Dataset rows.
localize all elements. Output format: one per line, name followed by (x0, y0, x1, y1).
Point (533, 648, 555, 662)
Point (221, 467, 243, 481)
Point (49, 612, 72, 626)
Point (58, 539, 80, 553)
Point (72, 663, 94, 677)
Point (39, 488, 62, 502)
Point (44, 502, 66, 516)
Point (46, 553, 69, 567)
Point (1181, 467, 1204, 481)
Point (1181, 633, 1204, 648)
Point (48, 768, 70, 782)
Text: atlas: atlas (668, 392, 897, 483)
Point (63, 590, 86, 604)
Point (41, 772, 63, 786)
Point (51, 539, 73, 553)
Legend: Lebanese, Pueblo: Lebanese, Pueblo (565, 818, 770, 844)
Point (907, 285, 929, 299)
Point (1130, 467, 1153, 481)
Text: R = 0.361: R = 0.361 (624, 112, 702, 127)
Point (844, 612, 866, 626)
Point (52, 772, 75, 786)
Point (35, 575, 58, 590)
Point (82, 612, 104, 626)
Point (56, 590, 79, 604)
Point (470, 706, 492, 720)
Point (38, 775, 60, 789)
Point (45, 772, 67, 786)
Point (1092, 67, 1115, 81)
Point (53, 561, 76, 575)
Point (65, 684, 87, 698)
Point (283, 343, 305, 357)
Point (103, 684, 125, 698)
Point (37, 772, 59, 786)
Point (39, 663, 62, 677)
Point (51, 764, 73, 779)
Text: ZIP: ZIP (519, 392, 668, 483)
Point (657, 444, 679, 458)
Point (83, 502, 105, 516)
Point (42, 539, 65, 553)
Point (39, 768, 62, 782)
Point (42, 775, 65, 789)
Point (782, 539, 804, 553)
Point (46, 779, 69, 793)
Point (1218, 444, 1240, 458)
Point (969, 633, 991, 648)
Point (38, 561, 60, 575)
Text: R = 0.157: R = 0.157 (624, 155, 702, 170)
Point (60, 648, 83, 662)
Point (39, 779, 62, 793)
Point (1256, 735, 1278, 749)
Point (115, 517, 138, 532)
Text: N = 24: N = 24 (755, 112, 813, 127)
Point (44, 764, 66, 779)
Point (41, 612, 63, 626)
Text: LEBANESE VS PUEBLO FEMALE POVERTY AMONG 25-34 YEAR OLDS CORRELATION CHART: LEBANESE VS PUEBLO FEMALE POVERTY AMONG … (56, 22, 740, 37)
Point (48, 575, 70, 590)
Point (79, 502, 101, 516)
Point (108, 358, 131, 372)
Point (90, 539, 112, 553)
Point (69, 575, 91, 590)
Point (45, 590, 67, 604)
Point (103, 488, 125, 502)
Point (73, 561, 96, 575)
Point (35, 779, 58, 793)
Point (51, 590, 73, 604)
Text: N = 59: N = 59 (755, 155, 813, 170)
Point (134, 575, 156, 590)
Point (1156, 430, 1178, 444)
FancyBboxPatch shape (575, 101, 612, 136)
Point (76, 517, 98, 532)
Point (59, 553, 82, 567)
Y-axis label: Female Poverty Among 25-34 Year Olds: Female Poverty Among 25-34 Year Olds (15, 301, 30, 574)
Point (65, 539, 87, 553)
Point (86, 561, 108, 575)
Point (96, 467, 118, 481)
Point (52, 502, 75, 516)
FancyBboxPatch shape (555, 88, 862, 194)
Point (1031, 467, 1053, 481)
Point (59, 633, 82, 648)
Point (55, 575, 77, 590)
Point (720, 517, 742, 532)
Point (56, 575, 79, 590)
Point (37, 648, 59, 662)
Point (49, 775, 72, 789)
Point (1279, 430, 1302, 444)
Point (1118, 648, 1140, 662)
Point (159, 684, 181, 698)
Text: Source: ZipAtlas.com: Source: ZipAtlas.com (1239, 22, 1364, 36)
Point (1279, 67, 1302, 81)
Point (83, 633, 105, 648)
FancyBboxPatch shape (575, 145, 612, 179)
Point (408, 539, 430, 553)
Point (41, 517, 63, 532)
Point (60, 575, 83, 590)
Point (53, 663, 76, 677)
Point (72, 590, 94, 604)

What to work on. Print every line of the dataset rows above again, with no changes.

Correct output.
localize all elements. Output format: one per line, name followed by (x0, y0, x1, y1).
Point (533, 648, 555, 662)
Point (221, 467, 243, 481)
Point (49, 612, 72, 626)
Point (58, 539, 80, 553)
Point (72, 663, 94, 677)
Point (39, 488, 62, 502)
Point (44, 502, 66, 516)
Point (46, 553, 69, 567)
Point (1181, 467, 1204, 481)
Point (1181, 633, 1204, 648)
Point (48, 768, 70, 782)
Text: atlas: atlas (668, 392, 897, 483)
Point (63, 590, 86, 604)
Point (41, 772, 63, 786)
Point (51, 539, 73, 553)
Legend: Lebanese, Pueblo: Lebanese, Pueblo (565, 818, 770, 844)
Point (907, 285, 929, 299)
Point (1130, 467, 1153, 481)
Text: R = 0.361: R = 0.361 (624, 112, 702, 127)
Point (844, 612, 866, 626)
Point (52, 772, 75, 786)
Point (35, 575, 58, 590)
Point (82, 612, 104, 626)
Point (56, 590, 79, 604)
Point (470, 706, 492, 720)
Point (38, 775, 60, 789)
Point (45, 772, 67, 786)
Point (1092, 67, 1115, 81)
Point (53, 561, 76, 575)
Point (65, 684, 87, 698)
Point (283, 343, 305, 357)
Point (103, 684, 125, 698)
Point (37, 772, 59, 786)
Point (39, 663, 62, 677)
Point (51, 764, 73, 779)
Text: ZIP: ZIP (519, 392, 668, 483)
Point (657, 444, 679, 458)
Point (83, 502, 105, 516)
Point (42, 539, 65, 553)
Point (39, 768, 62, 782)
Point (42, 775, 65, 789)
Point (782, 539, 804, 553)
Point (46, 779, 69, 793)
Point (1218, 444, 1240, 458)
Point (969, 633, 991, 648)
Point (38, 561, 60, 575)
Text: R = 0.157: R = 0.157 (624, 155, 702, 170)
Point (60, 648, 83, 662)
Point (39, 779, 62, 793)
Point (1256, 735, 1278, 749)
Point (115, 517, 138, 532)
Text: N = 24: N = 24 (755, 112, 813, 127)
Point (44, 764, 66, 779)
Point (41, 612, 63, 626)
Text: LEBANESE VS PUEBLO FEMALE POVERTY AMONG 25-34 YEAR OLDS CORRELATION CHART: LEBANESE VS PUEBLO FEMALE POVERTY AMONG … (56, 22, 740, 37)
Point (48, 575, 70, 590)
Point (79, 502, 101, 516)
Point (108, 358, 131, 372)
Point (90, 539, 112, 553)
Point (69, 575, 91, 590)
Point (45, 590, 67, 604)
Point (103, 488, 125, 502)
Point (73, 561, 96, 575)
Point (35, 779, 58, 793)
Point (51, 590, 73, 604)
Text: N = 59: N = 59 (755, 155, 813, 170)
Point (134, 575, 156, 590)
Point (1156, 430, 1178, 444)
FancyBboxPatch shape (575, 101, 612, 136)
Point (76, 517, 98, 532)
Point (59, 553, 82, 567)
Y-axis label: Female Poverty Among 25-34 Year Olds: Female Poverty Among 25-34 Year Olds (15, 301, 30, 574)
Point (65, 539, 87, 553)
Point (86, 561, 108, 575)
Point (96, 467, 118, 481)
Point (52, 502, 75, 516)
FancyBboxPatch shape (555, 88, 862, 194)
Point (1031, 467, 1053, 481)
Point (59, 633, 82, 648)
Point (55, 575, 77, 590)
Point (720, 517, 742, 532)
Point (56, 575, 79, 590)
Point (37, 648, 59, 662)
Point (49, 775, 72, 789)
Point (1279, 430, 1302, 444)
Point (1118, 648, 1140, 662)
Point (159, 684, 181, 698)
Text: Source: ZipAtlas.com: Source: ZipAtlas.com (1239, 22, 1364, 36)
Point (1279, 67, 1302, 81)
Point (83, 633, 105, 648)
FancyBboxPatch shape (575, 145, 612, 179)
Point (408, 539, 430, 553)
Point (41, 517, 63, 532)
Point (60, 575, 83, 590)
Point (53, 663, 76, 677)
Point (72, 590, 94, 604)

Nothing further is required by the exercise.